%%
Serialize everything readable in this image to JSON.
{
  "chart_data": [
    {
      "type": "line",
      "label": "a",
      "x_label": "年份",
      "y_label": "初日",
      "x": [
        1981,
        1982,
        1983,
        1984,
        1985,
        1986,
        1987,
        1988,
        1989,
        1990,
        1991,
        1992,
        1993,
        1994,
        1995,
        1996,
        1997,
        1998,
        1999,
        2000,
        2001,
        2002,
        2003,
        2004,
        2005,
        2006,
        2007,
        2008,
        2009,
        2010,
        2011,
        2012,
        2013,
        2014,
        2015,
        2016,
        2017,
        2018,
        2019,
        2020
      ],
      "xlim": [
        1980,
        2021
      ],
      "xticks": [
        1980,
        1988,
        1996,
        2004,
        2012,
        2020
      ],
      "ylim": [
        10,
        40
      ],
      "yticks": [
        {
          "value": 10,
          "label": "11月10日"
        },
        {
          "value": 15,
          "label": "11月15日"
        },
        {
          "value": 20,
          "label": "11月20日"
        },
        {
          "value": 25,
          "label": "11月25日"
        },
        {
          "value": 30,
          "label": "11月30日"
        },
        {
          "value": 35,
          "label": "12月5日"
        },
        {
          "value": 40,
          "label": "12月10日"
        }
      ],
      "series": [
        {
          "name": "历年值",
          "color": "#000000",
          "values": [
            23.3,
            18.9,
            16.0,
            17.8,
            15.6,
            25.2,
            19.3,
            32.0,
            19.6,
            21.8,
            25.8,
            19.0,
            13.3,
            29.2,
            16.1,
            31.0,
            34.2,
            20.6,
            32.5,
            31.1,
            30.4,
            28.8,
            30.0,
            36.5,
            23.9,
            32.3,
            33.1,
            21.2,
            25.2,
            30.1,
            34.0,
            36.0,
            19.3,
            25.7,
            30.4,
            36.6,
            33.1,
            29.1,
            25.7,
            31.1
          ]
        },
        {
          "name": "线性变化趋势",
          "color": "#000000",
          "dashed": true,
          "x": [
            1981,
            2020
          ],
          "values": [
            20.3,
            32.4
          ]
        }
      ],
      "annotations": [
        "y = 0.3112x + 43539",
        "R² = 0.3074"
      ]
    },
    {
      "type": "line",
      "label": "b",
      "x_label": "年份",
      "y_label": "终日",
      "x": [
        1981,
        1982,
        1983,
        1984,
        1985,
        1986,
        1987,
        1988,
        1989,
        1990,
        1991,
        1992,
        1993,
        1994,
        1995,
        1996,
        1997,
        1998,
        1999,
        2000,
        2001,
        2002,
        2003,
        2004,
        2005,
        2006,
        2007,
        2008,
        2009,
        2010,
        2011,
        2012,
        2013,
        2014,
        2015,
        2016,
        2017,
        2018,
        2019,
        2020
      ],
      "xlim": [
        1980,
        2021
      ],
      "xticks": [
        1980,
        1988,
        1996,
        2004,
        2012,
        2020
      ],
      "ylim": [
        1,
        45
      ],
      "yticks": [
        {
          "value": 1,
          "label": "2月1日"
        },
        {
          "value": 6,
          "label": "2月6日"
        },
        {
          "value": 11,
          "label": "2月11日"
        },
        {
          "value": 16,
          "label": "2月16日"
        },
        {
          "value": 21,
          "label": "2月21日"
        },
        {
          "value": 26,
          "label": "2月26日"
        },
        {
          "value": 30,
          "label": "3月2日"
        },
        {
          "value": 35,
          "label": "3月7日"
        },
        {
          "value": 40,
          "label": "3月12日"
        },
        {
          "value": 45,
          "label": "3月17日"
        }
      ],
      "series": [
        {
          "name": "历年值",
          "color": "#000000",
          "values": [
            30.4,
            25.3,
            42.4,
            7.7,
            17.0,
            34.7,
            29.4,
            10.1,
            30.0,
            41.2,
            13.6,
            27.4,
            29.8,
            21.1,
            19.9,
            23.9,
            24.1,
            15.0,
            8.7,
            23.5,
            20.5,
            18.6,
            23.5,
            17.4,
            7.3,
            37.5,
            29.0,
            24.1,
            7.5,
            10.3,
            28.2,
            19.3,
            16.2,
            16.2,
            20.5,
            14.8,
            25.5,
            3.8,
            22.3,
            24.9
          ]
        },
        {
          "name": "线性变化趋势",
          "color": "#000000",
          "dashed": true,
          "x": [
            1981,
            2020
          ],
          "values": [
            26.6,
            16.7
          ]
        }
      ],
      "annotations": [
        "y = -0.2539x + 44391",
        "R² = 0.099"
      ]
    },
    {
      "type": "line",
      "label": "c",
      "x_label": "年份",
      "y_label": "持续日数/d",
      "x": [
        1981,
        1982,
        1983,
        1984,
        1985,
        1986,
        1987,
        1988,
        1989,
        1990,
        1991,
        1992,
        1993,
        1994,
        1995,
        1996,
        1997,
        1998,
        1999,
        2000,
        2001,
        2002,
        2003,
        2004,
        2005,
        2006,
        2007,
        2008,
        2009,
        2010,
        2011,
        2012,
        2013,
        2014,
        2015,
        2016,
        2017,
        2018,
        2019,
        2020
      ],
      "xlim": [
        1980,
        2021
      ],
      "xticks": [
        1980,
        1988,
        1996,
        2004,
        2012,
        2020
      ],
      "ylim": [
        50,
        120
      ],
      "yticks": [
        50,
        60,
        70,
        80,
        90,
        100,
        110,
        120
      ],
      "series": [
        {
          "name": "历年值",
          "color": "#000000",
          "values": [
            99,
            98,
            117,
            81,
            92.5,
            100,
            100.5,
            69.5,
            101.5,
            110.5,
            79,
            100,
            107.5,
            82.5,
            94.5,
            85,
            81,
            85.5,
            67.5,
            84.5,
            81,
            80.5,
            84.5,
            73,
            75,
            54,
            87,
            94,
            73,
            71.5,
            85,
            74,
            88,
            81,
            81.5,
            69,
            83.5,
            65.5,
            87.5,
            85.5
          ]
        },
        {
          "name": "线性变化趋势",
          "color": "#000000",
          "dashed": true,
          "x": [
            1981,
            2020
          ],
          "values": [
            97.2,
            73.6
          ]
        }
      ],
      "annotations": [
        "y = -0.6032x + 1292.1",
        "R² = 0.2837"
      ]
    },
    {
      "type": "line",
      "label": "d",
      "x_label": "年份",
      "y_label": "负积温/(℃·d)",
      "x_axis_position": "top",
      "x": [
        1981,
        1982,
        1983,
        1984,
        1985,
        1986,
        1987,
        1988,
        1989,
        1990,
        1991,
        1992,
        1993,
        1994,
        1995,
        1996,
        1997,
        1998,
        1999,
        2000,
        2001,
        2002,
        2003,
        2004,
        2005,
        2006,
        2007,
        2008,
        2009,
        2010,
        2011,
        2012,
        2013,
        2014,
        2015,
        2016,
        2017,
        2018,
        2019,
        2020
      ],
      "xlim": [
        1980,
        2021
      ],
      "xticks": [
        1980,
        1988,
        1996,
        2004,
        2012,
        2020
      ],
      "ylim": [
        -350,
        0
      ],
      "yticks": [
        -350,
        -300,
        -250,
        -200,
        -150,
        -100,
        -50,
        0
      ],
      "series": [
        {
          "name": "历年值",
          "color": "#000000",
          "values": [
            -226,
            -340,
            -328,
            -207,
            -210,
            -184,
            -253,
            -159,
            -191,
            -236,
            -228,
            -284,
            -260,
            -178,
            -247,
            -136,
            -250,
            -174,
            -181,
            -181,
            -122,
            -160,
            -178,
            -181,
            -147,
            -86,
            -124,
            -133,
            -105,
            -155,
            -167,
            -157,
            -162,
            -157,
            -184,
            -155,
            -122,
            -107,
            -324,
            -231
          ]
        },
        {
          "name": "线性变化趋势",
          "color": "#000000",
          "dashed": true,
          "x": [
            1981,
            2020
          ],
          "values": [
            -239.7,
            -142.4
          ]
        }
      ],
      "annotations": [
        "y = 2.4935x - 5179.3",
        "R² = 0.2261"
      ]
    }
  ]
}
%%
%%
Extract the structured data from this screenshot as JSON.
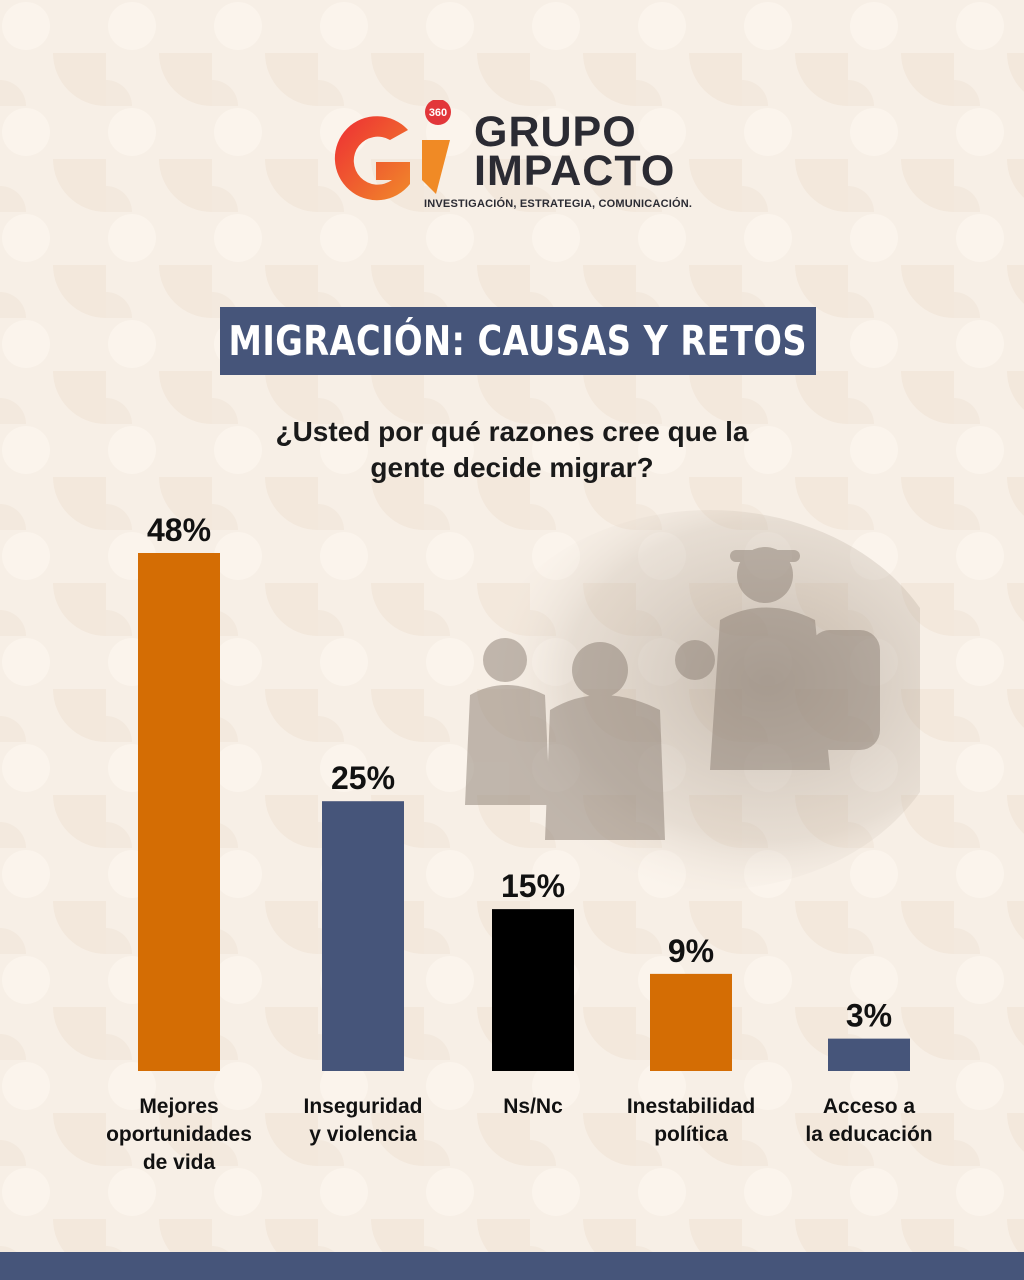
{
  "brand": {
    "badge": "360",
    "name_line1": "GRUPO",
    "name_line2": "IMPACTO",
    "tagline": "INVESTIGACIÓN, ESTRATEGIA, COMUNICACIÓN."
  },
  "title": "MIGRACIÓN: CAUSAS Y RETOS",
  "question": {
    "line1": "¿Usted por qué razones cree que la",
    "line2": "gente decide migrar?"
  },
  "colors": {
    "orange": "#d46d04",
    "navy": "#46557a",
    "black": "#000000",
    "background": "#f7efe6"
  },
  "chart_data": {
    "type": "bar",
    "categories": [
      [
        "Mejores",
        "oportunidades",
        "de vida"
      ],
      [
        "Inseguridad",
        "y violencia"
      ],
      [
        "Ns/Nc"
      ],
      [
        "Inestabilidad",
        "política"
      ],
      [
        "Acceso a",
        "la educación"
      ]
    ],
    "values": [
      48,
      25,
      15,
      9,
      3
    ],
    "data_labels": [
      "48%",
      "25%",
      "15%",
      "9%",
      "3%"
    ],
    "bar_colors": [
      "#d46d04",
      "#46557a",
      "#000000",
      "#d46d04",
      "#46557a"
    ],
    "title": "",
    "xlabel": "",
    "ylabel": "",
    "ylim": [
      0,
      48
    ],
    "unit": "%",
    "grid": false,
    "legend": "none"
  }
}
%%
• _TASK REQUIREMENTS_: Find the word "this" and list each line it appears in.

• _EXERCISE RESPONSE_:
Serialize everything readable in this image to JSON.
Extract the structured data from this screenshot as JSON.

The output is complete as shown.